Activity:
Examine each line of the listing below. Copy those in which the string "button" appears.

━━━ Recorded data ━━━

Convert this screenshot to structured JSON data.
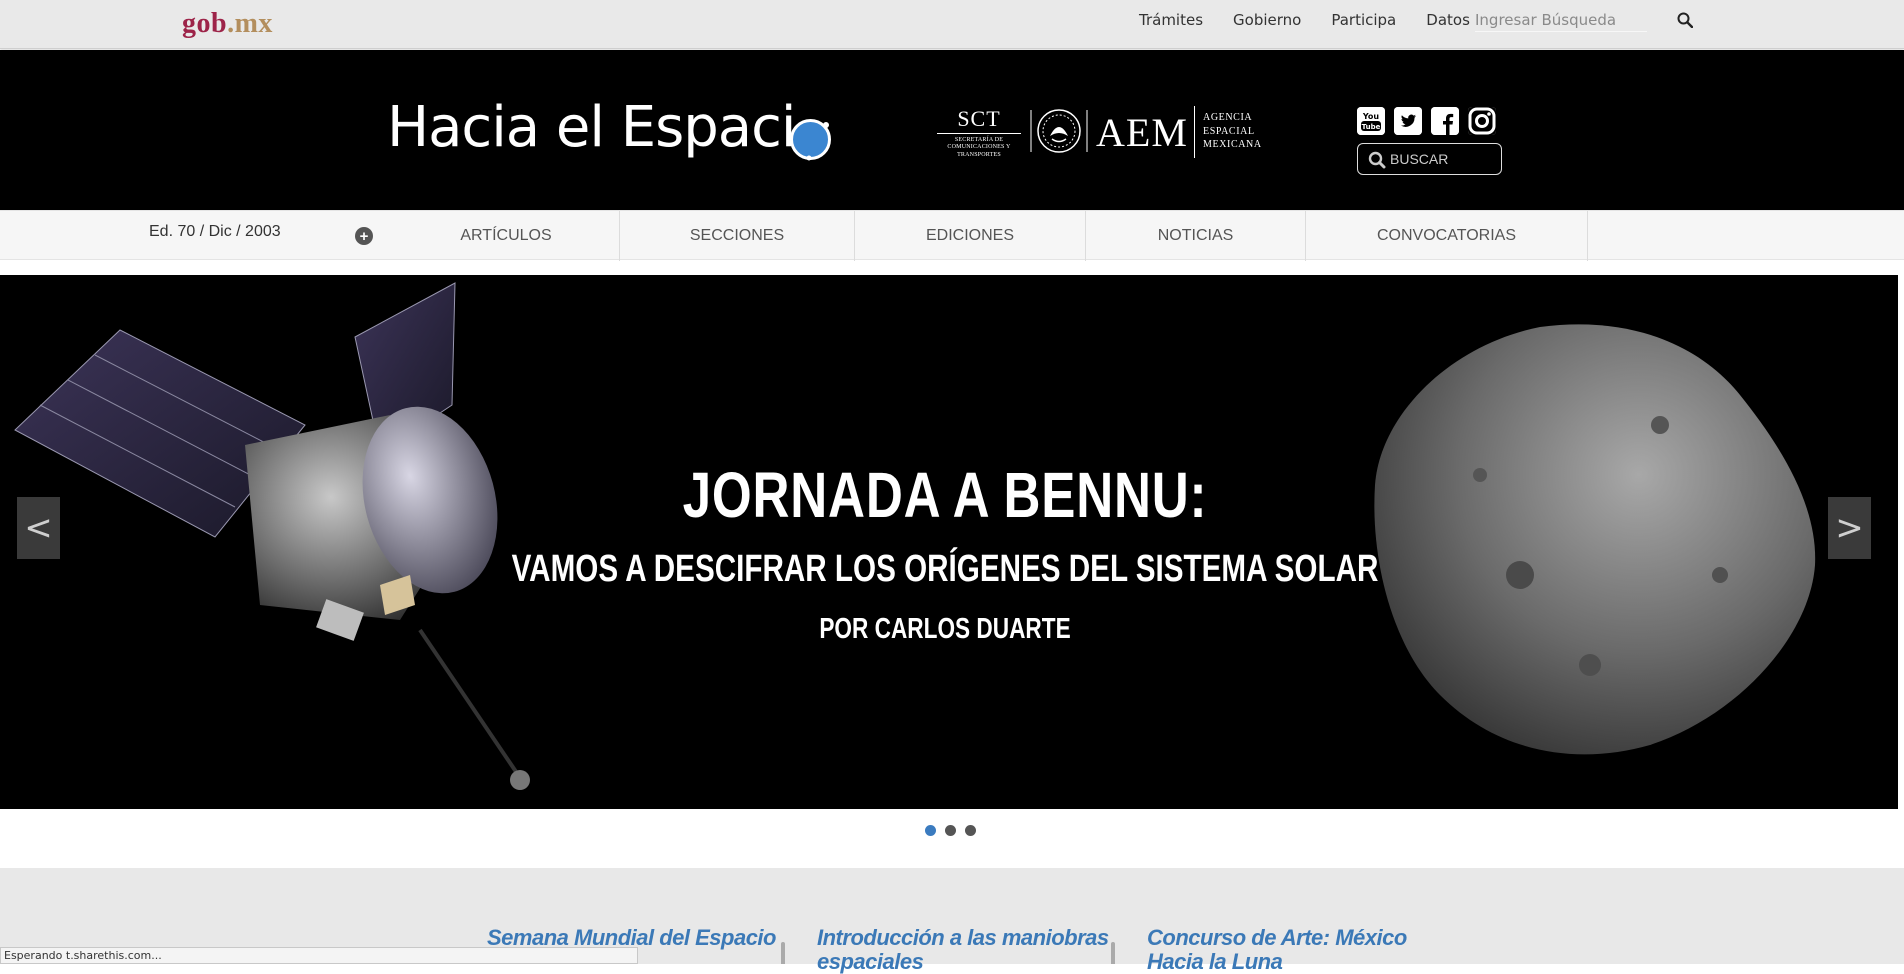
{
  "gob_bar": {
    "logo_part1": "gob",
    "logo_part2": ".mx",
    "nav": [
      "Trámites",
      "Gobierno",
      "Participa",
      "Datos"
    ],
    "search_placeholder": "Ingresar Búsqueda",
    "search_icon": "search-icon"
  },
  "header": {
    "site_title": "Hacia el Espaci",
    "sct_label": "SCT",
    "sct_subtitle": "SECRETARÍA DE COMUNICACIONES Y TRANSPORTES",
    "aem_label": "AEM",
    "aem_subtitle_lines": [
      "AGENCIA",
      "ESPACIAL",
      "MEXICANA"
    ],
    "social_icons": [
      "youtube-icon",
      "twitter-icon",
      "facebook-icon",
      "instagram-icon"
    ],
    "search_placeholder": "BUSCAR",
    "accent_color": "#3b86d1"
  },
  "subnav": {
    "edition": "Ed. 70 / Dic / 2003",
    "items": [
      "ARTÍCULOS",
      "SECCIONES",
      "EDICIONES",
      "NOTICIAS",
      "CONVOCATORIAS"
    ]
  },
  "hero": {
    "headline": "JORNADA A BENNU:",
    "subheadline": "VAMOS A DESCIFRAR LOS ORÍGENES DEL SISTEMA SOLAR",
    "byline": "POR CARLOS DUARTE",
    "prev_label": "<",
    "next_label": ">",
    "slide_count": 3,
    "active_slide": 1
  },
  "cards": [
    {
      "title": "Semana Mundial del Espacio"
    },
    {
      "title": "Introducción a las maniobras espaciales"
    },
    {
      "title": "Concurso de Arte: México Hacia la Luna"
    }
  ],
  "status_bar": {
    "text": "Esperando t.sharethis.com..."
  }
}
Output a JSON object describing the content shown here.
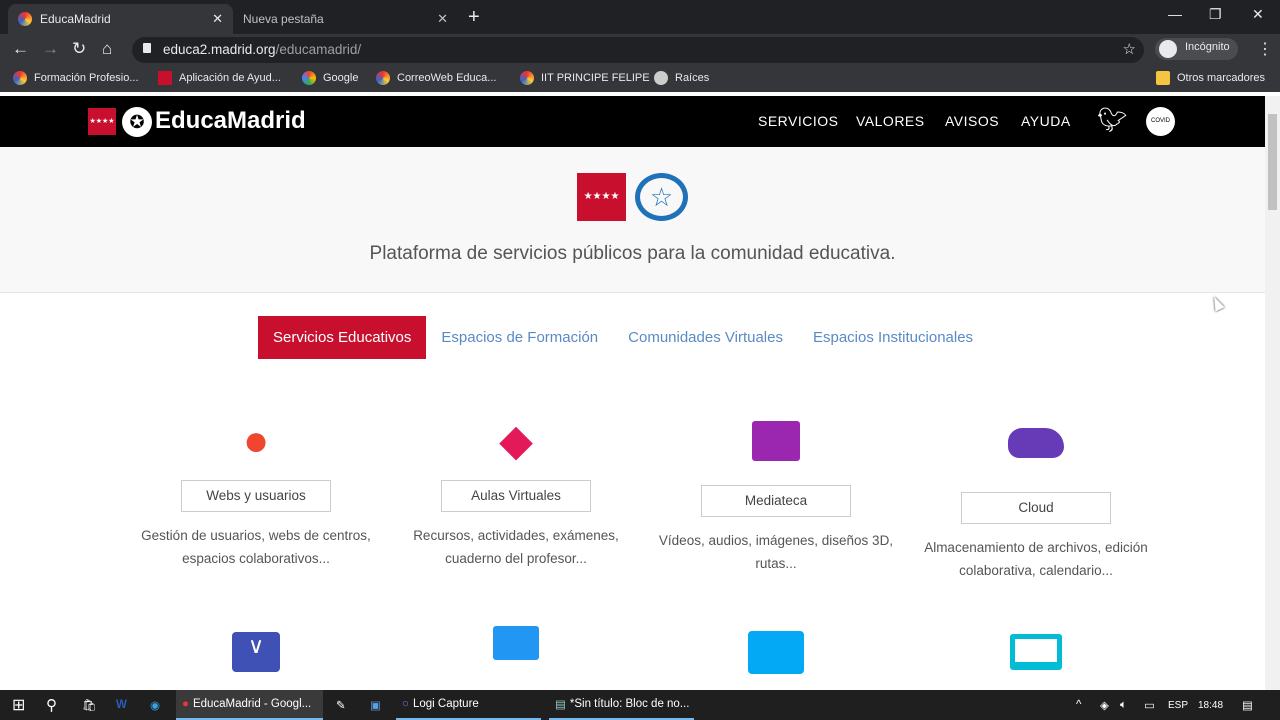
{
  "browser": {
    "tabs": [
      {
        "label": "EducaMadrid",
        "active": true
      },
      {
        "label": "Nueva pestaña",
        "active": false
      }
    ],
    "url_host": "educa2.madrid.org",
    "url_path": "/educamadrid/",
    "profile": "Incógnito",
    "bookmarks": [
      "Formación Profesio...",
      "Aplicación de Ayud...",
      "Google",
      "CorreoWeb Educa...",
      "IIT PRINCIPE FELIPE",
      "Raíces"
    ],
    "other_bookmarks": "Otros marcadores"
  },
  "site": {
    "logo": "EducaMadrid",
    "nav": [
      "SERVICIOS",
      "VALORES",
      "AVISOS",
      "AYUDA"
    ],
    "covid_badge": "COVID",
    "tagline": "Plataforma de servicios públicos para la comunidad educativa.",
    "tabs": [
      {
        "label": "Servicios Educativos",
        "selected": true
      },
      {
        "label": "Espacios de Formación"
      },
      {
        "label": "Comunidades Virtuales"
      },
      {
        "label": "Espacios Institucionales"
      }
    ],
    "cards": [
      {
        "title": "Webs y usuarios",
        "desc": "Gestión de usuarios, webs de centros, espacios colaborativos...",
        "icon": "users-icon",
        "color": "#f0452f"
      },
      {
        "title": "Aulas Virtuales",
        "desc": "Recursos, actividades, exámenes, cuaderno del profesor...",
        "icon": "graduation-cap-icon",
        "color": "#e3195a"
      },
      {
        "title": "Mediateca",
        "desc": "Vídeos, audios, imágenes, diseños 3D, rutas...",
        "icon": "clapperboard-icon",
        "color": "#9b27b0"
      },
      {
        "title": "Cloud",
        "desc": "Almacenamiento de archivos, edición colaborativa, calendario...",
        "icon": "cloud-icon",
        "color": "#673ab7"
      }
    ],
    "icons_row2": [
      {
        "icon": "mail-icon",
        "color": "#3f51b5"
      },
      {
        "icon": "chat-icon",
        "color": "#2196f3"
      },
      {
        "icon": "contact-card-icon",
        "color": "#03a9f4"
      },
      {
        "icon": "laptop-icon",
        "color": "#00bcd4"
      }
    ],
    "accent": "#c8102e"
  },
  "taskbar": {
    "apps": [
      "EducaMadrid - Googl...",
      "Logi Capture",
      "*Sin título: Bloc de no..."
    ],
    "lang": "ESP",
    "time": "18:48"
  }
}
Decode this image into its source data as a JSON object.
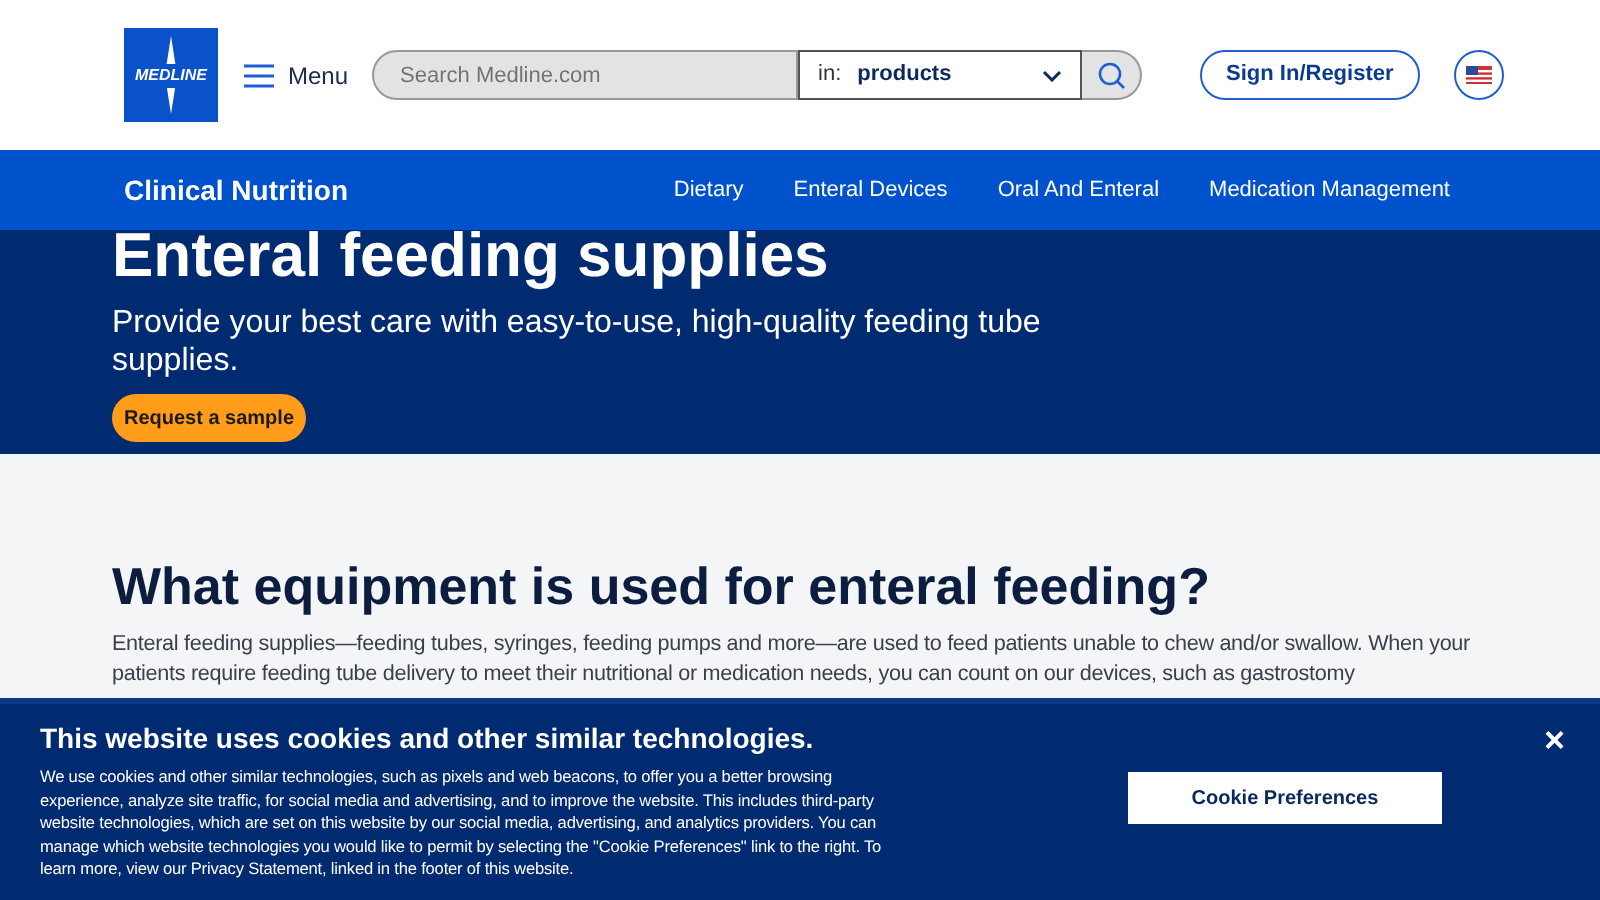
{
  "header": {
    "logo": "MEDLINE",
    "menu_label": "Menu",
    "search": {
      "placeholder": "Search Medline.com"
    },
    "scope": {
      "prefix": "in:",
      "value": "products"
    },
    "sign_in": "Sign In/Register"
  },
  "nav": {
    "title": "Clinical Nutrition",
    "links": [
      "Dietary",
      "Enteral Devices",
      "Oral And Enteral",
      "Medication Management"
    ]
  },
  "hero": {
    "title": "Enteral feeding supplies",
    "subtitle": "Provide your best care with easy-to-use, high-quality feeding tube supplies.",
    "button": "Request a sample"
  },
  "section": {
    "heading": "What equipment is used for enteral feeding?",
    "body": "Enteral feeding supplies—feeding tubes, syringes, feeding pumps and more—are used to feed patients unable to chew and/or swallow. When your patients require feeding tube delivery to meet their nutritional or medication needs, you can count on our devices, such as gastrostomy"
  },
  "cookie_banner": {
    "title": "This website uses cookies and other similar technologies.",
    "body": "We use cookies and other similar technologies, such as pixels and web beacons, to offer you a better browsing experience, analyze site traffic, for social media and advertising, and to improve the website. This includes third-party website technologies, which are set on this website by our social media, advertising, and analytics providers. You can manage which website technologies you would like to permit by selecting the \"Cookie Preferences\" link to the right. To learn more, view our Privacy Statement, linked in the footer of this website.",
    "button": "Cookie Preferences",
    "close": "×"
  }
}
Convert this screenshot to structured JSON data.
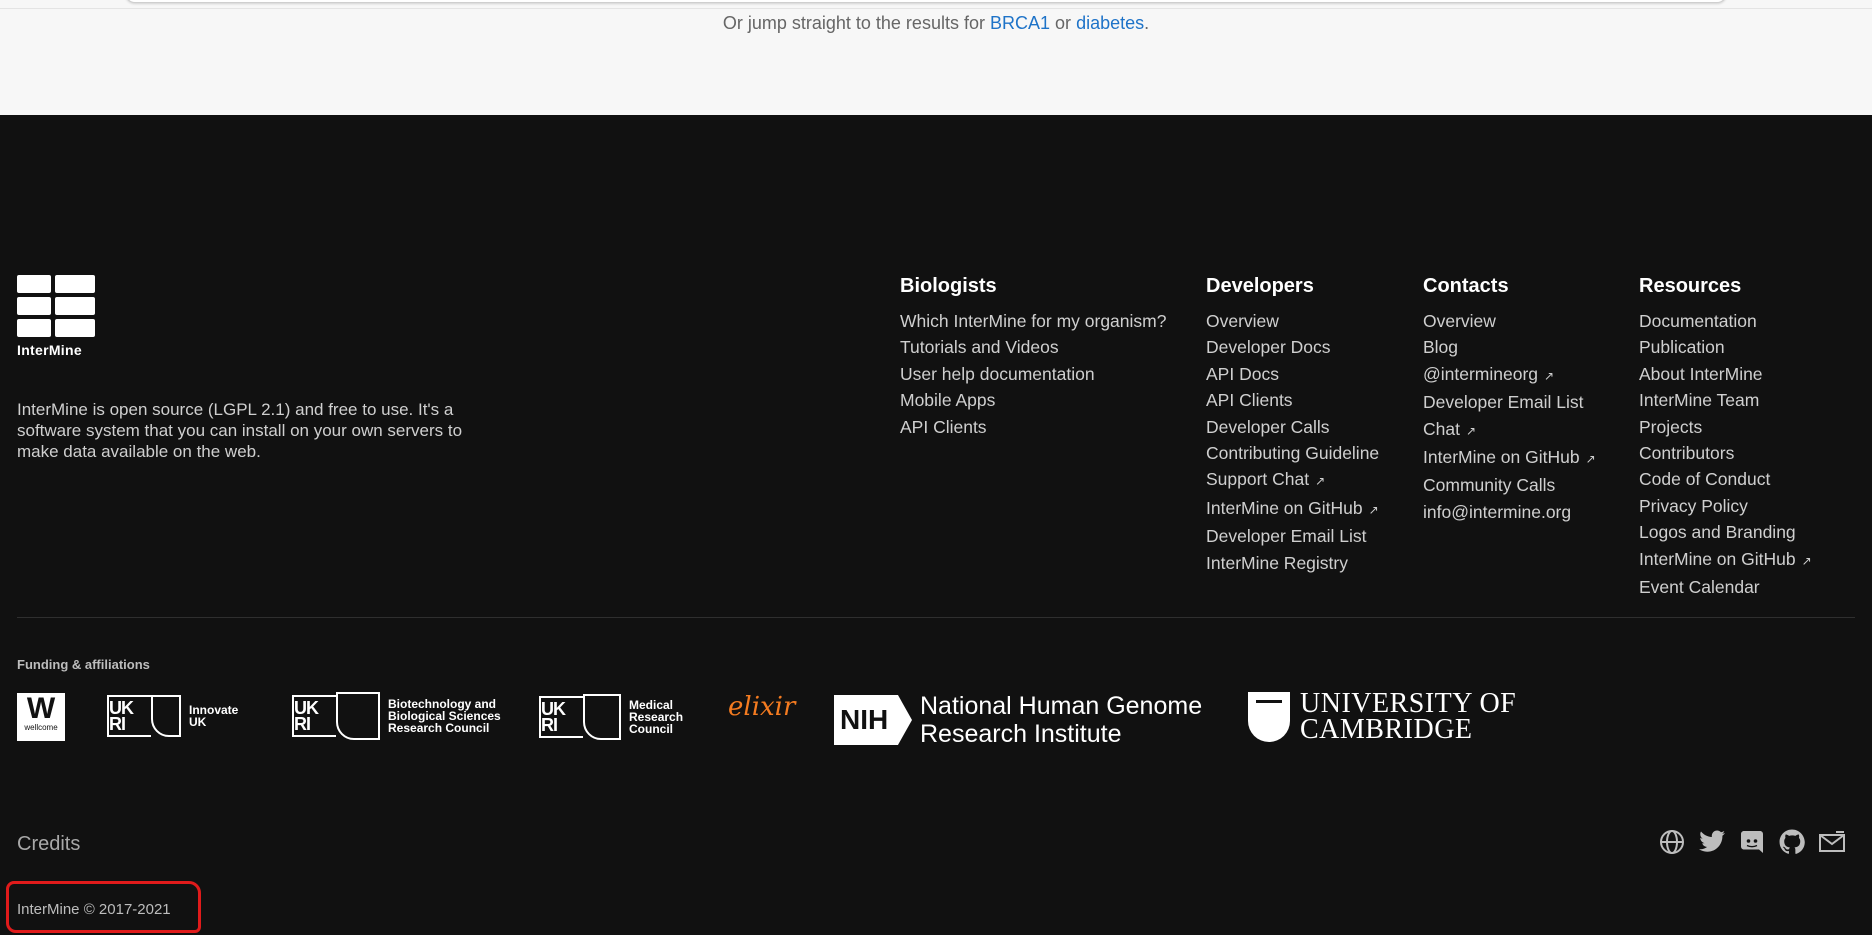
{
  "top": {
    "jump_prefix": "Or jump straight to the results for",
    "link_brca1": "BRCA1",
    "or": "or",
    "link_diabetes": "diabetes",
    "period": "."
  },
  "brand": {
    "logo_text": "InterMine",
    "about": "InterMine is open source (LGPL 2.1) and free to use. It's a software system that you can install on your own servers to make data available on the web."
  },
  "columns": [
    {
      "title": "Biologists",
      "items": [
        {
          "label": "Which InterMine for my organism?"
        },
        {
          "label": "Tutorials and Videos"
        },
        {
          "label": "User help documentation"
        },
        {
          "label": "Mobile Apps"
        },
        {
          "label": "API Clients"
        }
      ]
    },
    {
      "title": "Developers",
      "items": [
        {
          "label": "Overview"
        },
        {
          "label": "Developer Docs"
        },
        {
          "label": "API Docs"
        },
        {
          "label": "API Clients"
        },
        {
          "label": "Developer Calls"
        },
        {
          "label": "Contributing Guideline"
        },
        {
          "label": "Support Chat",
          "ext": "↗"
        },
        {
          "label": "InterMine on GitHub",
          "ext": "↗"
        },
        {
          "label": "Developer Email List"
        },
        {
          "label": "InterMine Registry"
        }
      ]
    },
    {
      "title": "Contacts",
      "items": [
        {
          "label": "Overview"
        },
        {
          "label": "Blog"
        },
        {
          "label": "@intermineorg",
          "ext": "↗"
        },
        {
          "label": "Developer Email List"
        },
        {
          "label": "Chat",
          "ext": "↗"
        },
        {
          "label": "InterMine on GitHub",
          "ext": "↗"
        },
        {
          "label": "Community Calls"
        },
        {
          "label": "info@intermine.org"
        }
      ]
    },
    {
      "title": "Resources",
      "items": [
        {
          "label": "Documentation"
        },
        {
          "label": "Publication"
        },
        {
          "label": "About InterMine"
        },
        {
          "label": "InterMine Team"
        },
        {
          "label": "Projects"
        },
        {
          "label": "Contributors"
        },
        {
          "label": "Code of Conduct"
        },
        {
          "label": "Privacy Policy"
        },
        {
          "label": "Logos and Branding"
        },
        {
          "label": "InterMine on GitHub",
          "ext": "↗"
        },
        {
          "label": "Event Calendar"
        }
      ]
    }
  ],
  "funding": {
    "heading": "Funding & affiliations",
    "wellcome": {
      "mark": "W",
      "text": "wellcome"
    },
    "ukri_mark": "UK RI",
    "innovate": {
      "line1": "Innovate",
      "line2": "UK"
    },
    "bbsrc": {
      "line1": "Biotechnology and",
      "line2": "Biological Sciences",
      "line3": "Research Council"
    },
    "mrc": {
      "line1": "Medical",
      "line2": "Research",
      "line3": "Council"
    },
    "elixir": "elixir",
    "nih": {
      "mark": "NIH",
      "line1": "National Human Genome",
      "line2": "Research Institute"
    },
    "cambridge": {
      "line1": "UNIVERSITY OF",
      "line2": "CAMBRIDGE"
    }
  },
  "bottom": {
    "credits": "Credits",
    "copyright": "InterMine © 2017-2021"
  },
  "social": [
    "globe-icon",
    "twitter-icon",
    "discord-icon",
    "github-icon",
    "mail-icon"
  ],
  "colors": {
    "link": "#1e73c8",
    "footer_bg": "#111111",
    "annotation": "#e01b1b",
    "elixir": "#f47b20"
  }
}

━━━

Task solution:
    "button": "Request a sample"
    "button": "Cookie Preferences",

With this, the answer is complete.